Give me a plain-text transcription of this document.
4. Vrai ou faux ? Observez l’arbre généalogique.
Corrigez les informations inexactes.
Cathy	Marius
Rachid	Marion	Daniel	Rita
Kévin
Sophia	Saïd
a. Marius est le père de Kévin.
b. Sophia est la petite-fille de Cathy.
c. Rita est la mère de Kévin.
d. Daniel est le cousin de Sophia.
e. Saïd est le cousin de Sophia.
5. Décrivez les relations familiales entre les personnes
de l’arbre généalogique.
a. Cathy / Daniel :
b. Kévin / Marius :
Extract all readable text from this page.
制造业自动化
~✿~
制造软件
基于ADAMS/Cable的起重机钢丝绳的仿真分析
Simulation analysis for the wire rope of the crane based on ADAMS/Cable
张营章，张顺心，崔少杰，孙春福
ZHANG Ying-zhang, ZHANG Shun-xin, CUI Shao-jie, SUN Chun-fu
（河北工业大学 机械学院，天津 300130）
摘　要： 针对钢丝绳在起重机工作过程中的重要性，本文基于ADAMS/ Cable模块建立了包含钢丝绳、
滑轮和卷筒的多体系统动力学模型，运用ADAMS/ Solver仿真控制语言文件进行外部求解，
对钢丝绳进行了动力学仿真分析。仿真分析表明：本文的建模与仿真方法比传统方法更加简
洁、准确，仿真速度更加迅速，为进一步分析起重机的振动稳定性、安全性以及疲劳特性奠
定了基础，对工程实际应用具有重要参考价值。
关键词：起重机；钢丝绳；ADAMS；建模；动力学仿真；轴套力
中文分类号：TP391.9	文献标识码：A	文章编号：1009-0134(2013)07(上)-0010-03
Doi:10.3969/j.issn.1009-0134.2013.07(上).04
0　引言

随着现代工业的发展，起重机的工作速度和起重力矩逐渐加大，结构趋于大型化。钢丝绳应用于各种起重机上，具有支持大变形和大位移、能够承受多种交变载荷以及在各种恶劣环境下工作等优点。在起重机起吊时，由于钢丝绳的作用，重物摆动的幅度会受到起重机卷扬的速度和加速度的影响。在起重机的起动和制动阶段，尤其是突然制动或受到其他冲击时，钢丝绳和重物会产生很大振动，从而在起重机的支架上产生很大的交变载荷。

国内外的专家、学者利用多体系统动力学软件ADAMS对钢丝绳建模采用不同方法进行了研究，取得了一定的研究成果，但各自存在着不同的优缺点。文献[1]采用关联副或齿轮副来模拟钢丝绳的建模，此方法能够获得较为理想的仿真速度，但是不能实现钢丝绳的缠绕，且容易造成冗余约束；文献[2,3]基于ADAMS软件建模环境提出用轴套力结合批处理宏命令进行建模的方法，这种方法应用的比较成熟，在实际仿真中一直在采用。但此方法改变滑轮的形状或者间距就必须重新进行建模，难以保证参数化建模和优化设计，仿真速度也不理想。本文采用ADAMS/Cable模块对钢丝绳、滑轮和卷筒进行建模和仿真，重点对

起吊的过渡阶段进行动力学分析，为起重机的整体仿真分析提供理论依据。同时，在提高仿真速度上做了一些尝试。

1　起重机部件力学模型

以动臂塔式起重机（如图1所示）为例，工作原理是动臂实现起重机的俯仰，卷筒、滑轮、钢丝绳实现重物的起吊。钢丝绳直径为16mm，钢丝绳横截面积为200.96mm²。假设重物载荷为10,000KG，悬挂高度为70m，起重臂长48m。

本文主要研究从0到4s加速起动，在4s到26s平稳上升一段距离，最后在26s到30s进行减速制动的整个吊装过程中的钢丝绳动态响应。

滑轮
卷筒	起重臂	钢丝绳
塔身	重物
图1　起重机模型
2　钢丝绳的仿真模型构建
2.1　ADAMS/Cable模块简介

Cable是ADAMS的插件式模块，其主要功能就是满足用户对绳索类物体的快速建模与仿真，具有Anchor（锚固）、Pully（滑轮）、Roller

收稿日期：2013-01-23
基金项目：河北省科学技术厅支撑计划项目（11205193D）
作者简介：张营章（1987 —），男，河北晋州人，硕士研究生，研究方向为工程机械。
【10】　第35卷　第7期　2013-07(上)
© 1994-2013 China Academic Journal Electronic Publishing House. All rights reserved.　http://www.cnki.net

-=-=-=-=-

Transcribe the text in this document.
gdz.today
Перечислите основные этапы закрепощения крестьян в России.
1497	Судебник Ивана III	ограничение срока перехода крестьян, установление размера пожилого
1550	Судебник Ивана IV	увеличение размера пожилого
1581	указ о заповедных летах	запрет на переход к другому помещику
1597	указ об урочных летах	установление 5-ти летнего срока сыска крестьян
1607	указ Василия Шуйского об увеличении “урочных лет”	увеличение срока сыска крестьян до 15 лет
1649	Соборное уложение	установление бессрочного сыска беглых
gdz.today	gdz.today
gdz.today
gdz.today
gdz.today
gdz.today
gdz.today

-=-=-=-=-

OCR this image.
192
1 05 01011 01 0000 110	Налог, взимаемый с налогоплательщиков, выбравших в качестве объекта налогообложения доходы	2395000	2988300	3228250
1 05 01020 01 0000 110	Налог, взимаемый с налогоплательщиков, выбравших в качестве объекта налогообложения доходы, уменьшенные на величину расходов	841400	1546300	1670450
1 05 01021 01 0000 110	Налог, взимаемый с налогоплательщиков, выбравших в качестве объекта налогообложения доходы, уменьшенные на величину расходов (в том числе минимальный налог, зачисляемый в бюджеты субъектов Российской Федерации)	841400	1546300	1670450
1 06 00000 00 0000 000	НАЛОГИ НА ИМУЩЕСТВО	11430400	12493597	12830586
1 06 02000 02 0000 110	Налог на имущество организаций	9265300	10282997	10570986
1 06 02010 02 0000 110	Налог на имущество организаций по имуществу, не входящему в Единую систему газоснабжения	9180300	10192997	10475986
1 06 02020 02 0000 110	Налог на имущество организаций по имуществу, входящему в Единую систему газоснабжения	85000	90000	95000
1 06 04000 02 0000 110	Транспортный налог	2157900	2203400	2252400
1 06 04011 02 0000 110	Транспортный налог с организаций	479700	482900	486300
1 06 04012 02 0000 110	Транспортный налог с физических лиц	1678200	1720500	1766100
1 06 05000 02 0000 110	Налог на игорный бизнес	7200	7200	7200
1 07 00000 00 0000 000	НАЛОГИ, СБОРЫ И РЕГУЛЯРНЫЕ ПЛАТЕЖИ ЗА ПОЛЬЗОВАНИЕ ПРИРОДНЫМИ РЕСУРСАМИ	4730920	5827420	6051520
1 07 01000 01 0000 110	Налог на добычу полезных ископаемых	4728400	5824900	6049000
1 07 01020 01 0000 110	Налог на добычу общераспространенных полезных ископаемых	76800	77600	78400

-=-=-=-=-

• Exercise goal: Search the entries for "полезных" and copy out each line that has it.

• Exercise result:
1 07 01000 01 0000 110	Налог на добычу полезных ископаемых	4728400	5824900	6049000
1 07 01020 01 0000 110	Налог на добычу общераспространенных полезных ископаемых	76800	77600	78400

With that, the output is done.